▶ _TEXT UNDER STUDY_:
The group noted that operating conditions in China were better in Q3FY23 and will likely remain positive for the rest of the year. Management added that sugar merchandising, milling, and refining will remain good with higher sugar prices while tropical oils refining margins will continue to normalise after exceptional conditions last year. Wilmar International has over 500 manufacturing plants and an extensive distribution network covering China, India, Indonesia and some 50 other countries and regions. The stock has ranked as Singapore’s fifteenth most traded stock this year, while also booking the ninth highest net institutional inflow across the local stock market. Kuok remains in charge of the management of the group with a particular focus on new business developments. He has extensive experience in the industry and has been involved in the grains, edible oils and oilseeds businesses since 1973.

Union Steel Holdings

Lian Bee Metal has been increasing its direct interest in Union Steel Holdings. Its substantial shareholding came to 5.4 per cent on Nov 1, following the acquisition of 8,000 shares at S$1.02 per share. Lian Bee Metal’s direct interest in Union Steel Holdings crossed the 5 per cent substantial shareholder threshold on Sep 4. Union Steel Holdings is a multi-business investment holding company, with three primary business drivers – metals, scaffolding and engineering. The group started operations in 1984 as YLS Steel, which was involved in the trading of ferrous scrap metal and since 1991, and has since expanded to provide steel rental, distribution, and storage services as well as metal recycling. The group’s revenue increased by 34 per cent to S$107.3 million in FY23 (ended June 30), from S$80.1 million in FY22. The revenue increase was mainly attributable to the growth of the Engineering segment and the Scaffolding segment.

LY Corporation

On Nov 8, LY Corporationfounder and executive director Tan Kwee Chai acquired 460,000 shares of the Catalist-listed company via an off-market transaction. At $0.04 per share, the consideration of the acquisition was S$18,400. This took his total interest in the manufacturer and exporter of wooden bedroom furniture from 73.27 per cent to 73.36 per cent. His preceding acquisition was in May with 490,000 shares acquired at S$0.06 per share and prior to that, November 2022, with 200,000 shares acquired at 7.8 cents per share.

Substantial shareholder Tan Kwee Lim also acquired 345,000 shares at S$0.04 per share in a married deal on Nov 8. Tan Kwee Lim is deemed to be interested in the shares of the company held by Lian Yu Holdings through his 22.37 per cent interest held in Lian Yu Holdings.

LY Corporation is one of Malaysia’s leading manufacturers and exporters of wooden bedroom furniture. The group is organised into two operating segments which firstly incudes manufacturing of all kinds of furniture and secondly manufacturing of any type of woodwork or building product. The furniture segment comprised 80 per cent of the group’s H1FY23 (ended June 30) revenue, with the millwork comprising the remaining 20 per cent of the H1FY23 revenue. As reported back on Aug 10, the group’s H1FY23 revenue decreased by RM48 million (S$13.9 million), or 35.6 per cent from H1FY22. This was mainly attributable to the decrease in the number of 40-ft containers sold, from 1,882 40-ft containers in H1FY22 to 1,085 40-ft containers in H1FY23.

In the industry outlook, the group noted the demand for its products had declined due to the high inventories build up by most furniture importers in the US over the past year. Accordingly, any future demand will be dependent on the inventory reduction by its customers in the US as well as the economic conditions in the US in the coming months. LY Corporation highlighted that as a resilient group with a proven track record, it was confident that it will be able to navigate the uncertainty in these volatile times and adapt its strategies to capture new business opportunities for growth and sustainable profitability. As one of Malaysia’s leading manufacturers, the group operates from 24 factories and warehouses, occupying a combined built-up area of about two million square feet.

▶ _RECORDED INFORMATION_:
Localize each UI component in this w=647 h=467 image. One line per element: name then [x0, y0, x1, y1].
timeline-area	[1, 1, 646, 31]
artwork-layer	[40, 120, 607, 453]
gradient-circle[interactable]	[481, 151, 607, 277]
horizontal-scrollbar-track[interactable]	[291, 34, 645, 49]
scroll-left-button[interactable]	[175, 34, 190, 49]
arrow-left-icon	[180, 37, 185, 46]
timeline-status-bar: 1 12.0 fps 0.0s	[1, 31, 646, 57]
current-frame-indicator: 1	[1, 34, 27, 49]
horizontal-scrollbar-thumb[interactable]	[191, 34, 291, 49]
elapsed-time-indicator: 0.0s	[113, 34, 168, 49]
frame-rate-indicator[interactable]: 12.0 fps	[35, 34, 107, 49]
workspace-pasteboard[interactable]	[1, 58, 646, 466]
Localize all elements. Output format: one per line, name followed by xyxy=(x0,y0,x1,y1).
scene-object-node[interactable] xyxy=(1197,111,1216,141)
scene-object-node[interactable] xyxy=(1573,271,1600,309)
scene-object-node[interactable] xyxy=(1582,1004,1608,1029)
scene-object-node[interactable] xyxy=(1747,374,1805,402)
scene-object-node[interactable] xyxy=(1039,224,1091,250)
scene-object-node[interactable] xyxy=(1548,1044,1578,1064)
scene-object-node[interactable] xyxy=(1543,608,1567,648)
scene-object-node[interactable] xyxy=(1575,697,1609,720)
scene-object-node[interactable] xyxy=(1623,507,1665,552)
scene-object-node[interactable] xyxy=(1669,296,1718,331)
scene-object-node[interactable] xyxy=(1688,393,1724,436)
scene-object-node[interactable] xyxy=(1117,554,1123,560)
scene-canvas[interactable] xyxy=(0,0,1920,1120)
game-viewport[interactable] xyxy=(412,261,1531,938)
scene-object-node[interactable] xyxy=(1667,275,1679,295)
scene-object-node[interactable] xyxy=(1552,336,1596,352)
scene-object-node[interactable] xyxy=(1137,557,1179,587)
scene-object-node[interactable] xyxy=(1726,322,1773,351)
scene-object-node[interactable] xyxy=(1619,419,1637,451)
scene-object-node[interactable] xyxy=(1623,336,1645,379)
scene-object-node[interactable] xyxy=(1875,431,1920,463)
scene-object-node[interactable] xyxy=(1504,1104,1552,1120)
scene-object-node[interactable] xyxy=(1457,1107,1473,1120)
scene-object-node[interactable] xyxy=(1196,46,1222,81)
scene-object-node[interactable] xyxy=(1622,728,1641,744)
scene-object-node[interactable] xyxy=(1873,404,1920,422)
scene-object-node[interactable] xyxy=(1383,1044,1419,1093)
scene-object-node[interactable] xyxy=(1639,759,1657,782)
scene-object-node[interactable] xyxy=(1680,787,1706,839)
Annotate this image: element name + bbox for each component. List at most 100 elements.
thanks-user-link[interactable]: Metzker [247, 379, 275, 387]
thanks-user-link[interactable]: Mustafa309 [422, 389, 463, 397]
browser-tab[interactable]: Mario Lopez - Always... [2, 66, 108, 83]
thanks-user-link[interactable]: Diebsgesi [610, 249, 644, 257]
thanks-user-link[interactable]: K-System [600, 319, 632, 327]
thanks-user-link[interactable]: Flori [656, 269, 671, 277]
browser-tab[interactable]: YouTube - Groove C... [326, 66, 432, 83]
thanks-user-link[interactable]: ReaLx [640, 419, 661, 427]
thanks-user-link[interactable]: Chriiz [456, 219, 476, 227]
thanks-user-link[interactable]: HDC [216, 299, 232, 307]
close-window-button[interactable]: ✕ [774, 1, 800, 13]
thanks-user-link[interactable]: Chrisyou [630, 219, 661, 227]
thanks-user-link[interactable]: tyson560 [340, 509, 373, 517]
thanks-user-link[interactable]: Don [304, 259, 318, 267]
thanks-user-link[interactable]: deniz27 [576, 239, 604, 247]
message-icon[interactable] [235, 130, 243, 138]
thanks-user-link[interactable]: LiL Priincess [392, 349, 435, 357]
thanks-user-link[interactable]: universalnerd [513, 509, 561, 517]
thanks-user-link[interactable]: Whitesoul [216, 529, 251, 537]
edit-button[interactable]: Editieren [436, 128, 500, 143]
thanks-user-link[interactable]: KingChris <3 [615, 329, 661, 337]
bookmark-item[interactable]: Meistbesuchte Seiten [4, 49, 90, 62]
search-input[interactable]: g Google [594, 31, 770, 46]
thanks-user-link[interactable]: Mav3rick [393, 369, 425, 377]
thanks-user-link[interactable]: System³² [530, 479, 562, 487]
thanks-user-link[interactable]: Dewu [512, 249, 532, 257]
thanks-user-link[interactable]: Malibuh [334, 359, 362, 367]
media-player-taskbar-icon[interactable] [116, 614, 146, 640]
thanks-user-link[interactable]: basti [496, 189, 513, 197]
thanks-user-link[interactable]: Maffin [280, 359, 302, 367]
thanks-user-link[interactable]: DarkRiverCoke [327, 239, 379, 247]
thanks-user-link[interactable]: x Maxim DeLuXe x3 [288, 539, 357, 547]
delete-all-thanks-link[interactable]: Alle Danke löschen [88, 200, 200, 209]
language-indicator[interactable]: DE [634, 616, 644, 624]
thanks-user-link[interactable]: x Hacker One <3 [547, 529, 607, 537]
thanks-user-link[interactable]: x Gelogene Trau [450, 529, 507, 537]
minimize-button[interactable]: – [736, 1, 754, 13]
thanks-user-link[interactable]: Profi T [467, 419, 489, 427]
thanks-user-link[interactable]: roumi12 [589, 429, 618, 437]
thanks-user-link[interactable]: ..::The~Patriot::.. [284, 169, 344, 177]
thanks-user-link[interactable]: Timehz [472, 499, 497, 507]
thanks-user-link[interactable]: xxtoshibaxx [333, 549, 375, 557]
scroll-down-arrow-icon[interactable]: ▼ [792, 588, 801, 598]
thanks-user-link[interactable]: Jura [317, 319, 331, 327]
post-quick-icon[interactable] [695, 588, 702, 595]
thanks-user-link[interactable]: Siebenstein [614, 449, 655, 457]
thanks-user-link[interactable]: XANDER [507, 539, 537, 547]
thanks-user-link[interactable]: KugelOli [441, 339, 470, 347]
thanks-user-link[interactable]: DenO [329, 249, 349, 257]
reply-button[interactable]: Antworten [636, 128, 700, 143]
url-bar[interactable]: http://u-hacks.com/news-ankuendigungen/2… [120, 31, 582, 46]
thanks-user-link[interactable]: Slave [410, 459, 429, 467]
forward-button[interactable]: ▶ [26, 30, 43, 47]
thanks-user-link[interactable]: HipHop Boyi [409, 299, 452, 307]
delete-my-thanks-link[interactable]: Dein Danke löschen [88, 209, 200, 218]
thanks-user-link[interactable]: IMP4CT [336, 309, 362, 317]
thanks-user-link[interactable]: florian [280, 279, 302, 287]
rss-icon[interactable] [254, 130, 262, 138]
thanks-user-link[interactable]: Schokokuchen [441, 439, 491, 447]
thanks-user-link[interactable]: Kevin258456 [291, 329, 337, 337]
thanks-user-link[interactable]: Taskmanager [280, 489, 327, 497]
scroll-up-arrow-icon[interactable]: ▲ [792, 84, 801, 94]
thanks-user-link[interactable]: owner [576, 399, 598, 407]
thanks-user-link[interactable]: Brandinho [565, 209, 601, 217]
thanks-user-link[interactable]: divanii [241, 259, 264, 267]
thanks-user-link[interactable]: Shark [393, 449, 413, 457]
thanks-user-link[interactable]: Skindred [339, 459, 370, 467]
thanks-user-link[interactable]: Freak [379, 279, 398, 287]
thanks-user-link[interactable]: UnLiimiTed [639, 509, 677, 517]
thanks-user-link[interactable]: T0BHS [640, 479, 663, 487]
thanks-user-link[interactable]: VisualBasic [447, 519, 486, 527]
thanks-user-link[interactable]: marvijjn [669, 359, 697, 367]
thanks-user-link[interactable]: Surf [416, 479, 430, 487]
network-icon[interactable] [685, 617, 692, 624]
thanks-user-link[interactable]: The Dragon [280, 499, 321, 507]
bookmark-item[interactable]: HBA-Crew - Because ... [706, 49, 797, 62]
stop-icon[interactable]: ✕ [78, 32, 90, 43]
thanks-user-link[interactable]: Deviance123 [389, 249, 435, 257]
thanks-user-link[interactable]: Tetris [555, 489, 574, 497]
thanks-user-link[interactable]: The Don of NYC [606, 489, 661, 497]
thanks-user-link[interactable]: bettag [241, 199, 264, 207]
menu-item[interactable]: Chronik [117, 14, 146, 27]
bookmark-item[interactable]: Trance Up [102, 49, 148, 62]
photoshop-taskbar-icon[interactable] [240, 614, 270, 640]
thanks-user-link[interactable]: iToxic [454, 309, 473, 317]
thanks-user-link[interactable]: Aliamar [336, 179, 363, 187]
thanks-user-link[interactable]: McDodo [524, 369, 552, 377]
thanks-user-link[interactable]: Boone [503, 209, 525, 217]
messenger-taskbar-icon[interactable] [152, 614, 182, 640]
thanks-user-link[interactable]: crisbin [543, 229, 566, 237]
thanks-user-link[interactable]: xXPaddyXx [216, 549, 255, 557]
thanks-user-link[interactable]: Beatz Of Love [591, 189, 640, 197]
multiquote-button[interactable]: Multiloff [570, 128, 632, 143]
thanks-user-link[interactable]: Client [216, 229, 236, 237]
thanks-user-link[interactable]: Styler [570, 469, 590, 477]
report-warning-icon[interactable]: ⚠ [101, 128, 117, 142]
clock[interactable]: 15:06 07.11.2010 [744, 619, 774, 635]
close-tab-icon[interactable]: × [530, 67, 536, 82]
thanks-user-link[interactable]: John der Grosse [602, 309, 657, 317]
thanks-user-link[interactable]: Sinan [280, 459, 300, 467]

▶ _WORK INSTRUCTIONS_:
1. According to the text, what was Union Steel Holdings' revenue in FY23?
2. List the primary business drivers of Union Steel Holdings that the text names.

▶ _ANSWERS FOR EACH ITEM_:
1. S$107.3 million

2. Metals, scaffolding, engineering